#### [DATASET RECORDS]
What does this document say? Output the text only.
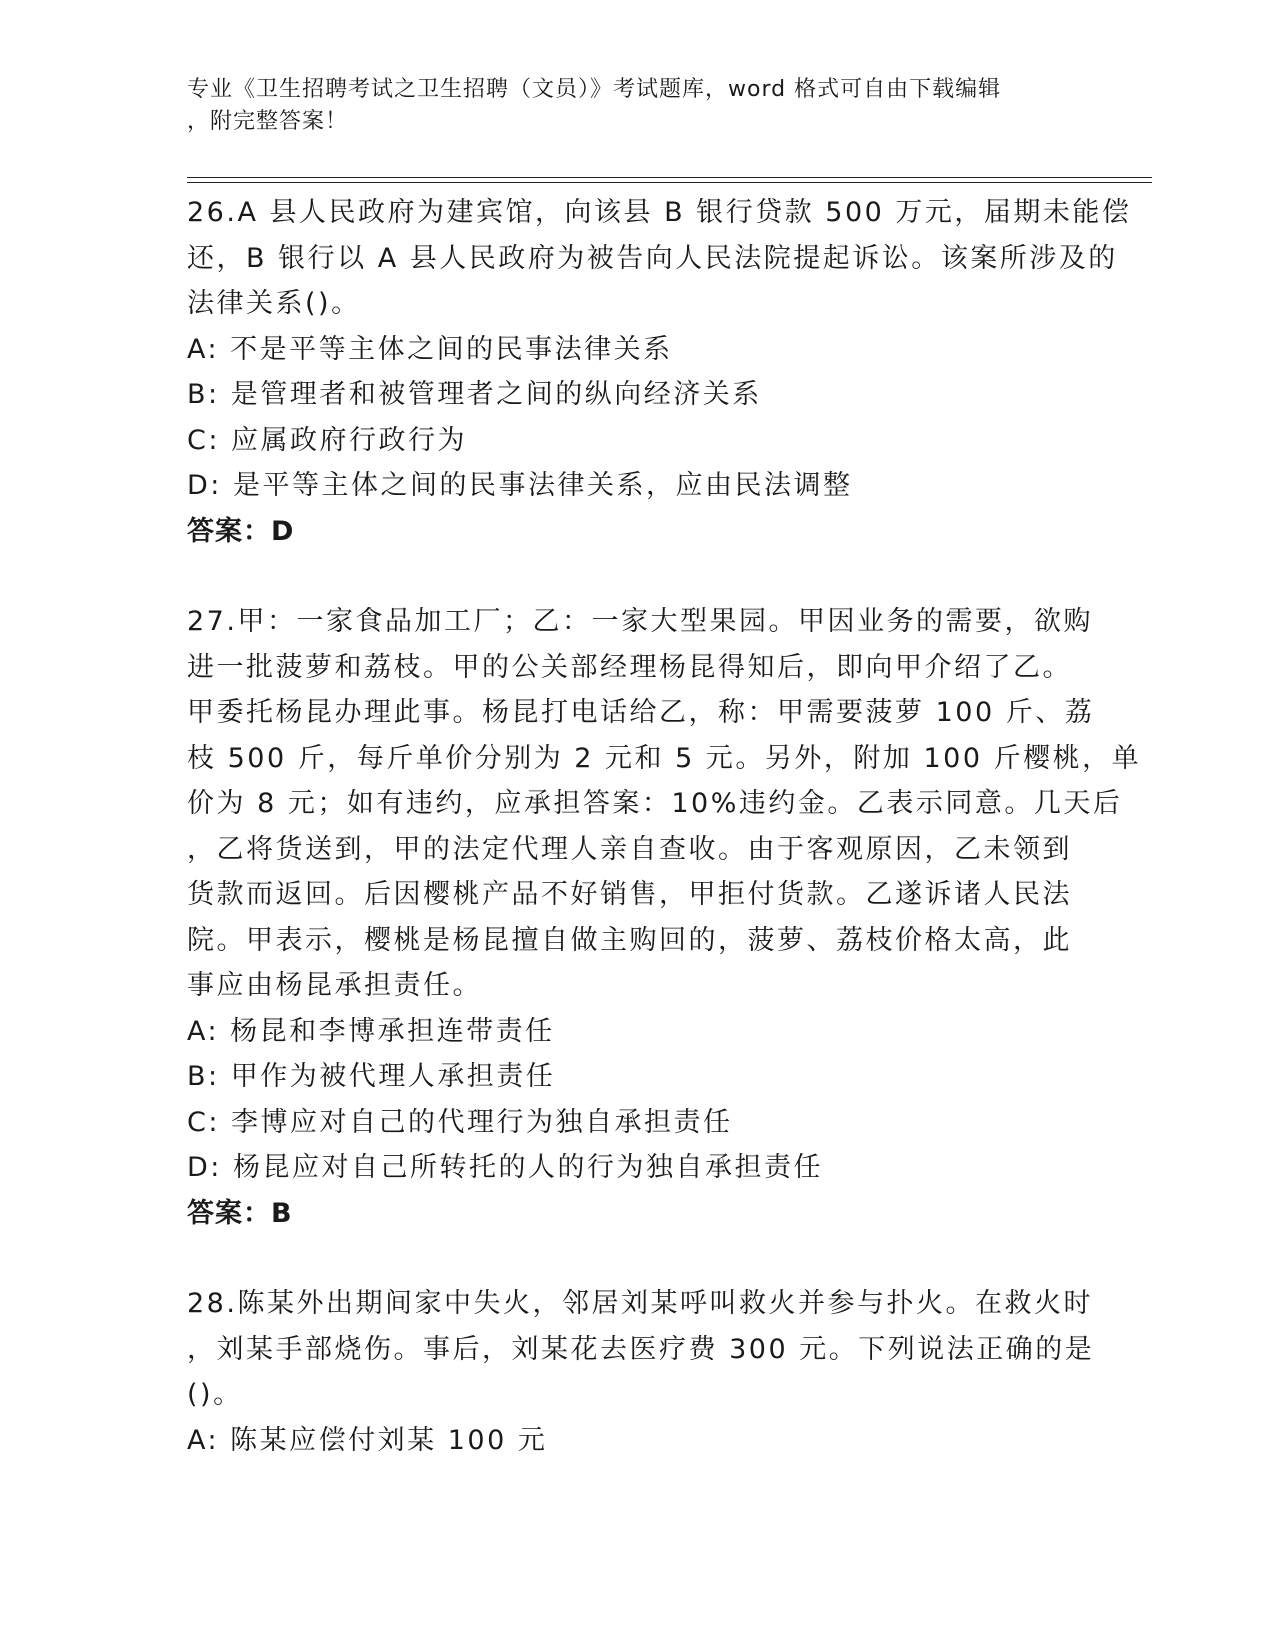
专业《卫生招聘考试之卫生招聘（文员）》考试题库，word 格式可自由下载编辑
，附完整答案！
26.A 县人民政府为建宾馆，向该县 B 银行贷款 500 万元，届期未能偿
还，B 银行以 A 县人民政府为被告向人民法院提起诉讼。该案所涉及的
法律关系()。
A: 不是平等主体之间的民事法律关系
B: 是管理者和被管理者之间的纵向经济关系
C: 应属政府行政行为
D: 是平等主体之间的民事法律关系，应由民法调整
答案：D
27.甲：一家食品加工厂；乙：一家大型果园。甲因业务的需要，欲购
进一批菠萝和荔枝。甲的公关部经理杨昆得知后，即向甲介绍了乙。
甲委托杨昆办理此事。杨昆打电话给乙，称：甲需要菠萝 100 斤、荔
枝 500 斤，每斤单价分别为 2 元和 5 元。另外，附加 100 斤樱桃，单
价为 8 元；如有违约，应承担答案：10%违约金。乙表示同意。几天后
，乙将货送到，甲的法定代理人亲自查收。由于客观原因，乙未领到
货款而返回。后因樱桃产品不好销售，甲拒付货款。乙遂诉诸人民法
院。甲表示，樱桃是杨昆擅自做主购回的，菠萝、荔枝价格太高，此
事应由杨昆承担责任。
A: 杨昆和李博承担连带责任
B: 甲作为被代理人承担责任
C: 李博应对自己的代理行为独自承担责任
D: 杨昆应对自己所转托的人的行为独自承担责任
答案：B
28.陈某外出期间家中失火，邻居刘某呼叫救火并参与扑火。在救火时
，刘某手部烧伤。事后，刘某花去医疗费 300 元。下列说法正确的是
()。
A: 陈某应偿付刘某 100 元
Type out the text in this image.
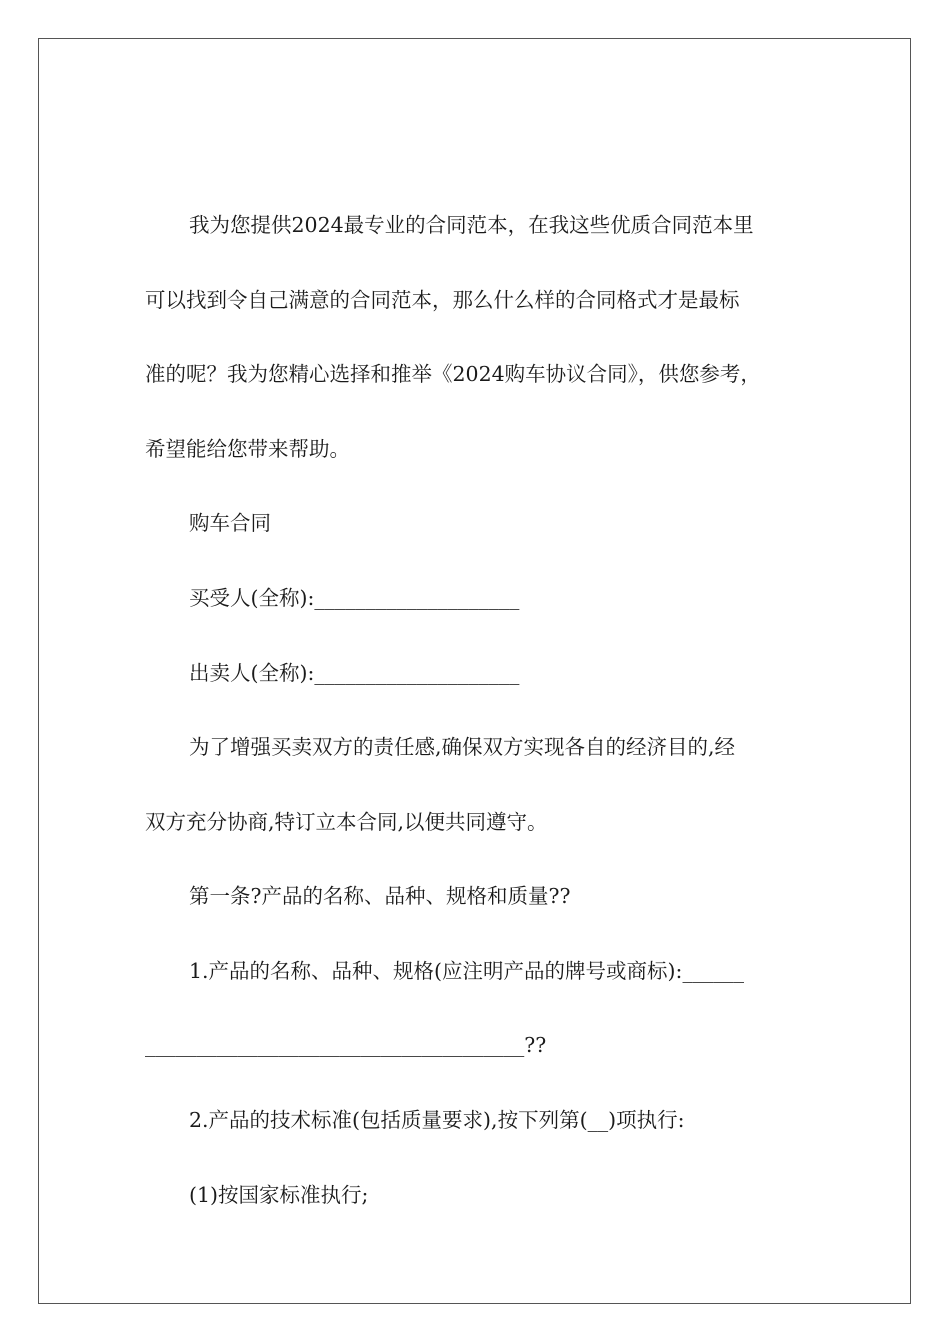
我为您提供2024最专业的合同范本，在我这些优质合同范本里
可以找到令自己满意的合同范本，那么什么样的合同格式才是最标
准的呢？我为您精心选择和推举《2024购车协议合同》，供您参考，
希望能给您带来帮助。
购车合同
买受人(全称):____________________
出卖人(全称):____________________
为了增强买卖双方的责任感,确保双方实现各自的经济目的,经
双方充分协商,特订立本合同,以便共同遵守。
第一条?产品的名称、品种、规格和质量??
1.产品的名称、品种、规格(应注明产品的牌号或商标):______
_____________________________________??
2.产品的技术标准(包括质量要求),按下列第(__)项执行:
(1)按国家标准执行;
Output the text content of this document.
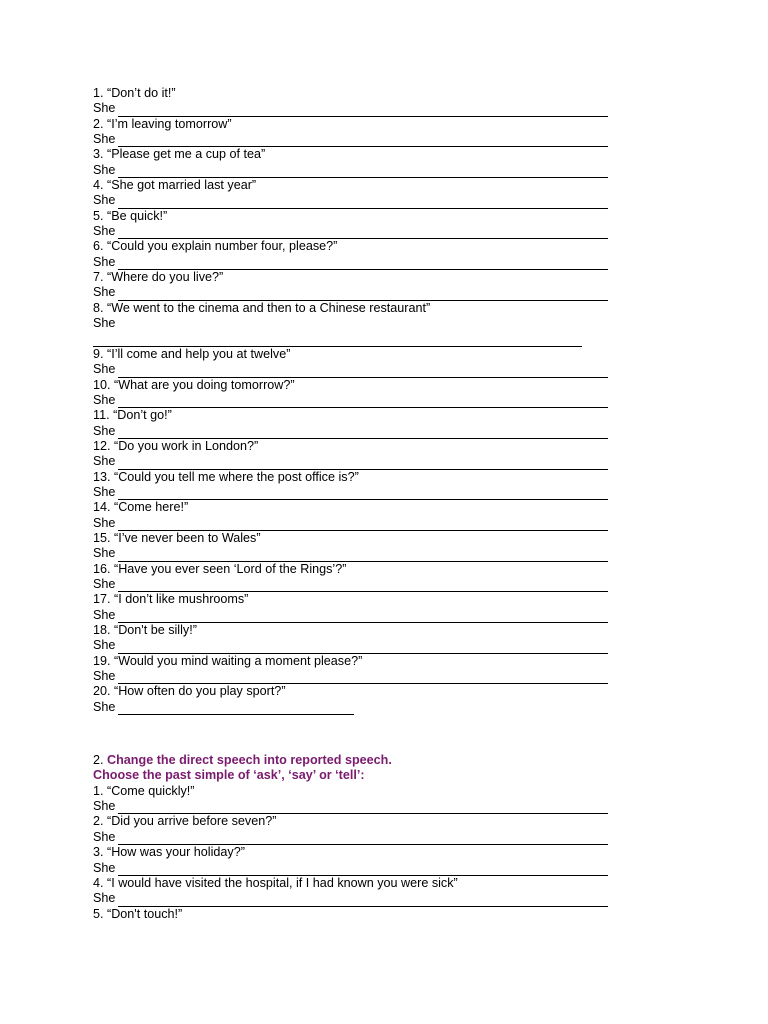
1. “Don’t do it!”
She
2. “I’m leaving tomorrow”
She
3. “Please get me a cup of tea”
She
4. “She got married last year”
She
5. “Be quick!”
She
6. “Could you explain number four, please?”
She
7. “Where do you live?”
She
8. “We went to the cinema and then to a Chinese restaurant”
She
9. “I’ll come and help you at twelve”
She
10. “What are you doing tomorrow?”
She
11. “Don’t go!”
She
12. “Do you work in London?”
She
13. “Could you tell me where the post office is?”
She
14. “Come here!”
She
15. “I’ve never been to Wales”
She
16. “Have you ever seen ‘Lord of the Rings’?”
She
17. “I don’t like mushrooms”
She
18. “Don't be silly!”
She
19. “Would you mind waiting a moment please?”
She
20. “How often do you play sport?”
She
2. Change the direct speech into reported speech.
Choose the past simple of ‘ask’, ‘say’ or ‘tell’:
1. “Come quickly!”
She
2. “Did you arrive before seven?”
She
3. “How was your holiday?”
She
4. “I would have visited the hospital, if I had known you were sick”
She
5. “Don't touch!”
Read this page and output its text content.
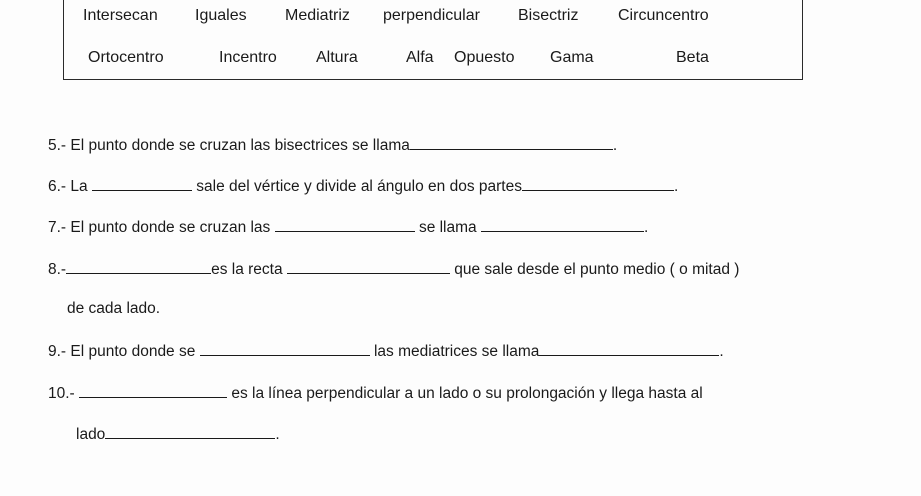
Intersecan Iguales Mediatriz perpendicular Bisectriz Circuncentro
Ortocentro	Incentro Altura	Alfa Opuesto Gama	Beta
5.- El punto donde se cruzan las bisectrices se llama	.
6.- La	sale del vértice y divide al ángulo en dos partes	.
7.- El punto donde se cruzan las	se llama	.
8.-	es la recta	que sale desde el punto medio ( o mitad )
de cada lado.
9.- El punto donde se	las mediatrices se llama	.
10.-	es la línea perpendicular a un lado o su prolongación y llega hasta al
lado	.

#### [YOUR TASK]
Reply with only the number of lines in the material above where the string "punto" appears.

#### [WORKED ANSWER]
4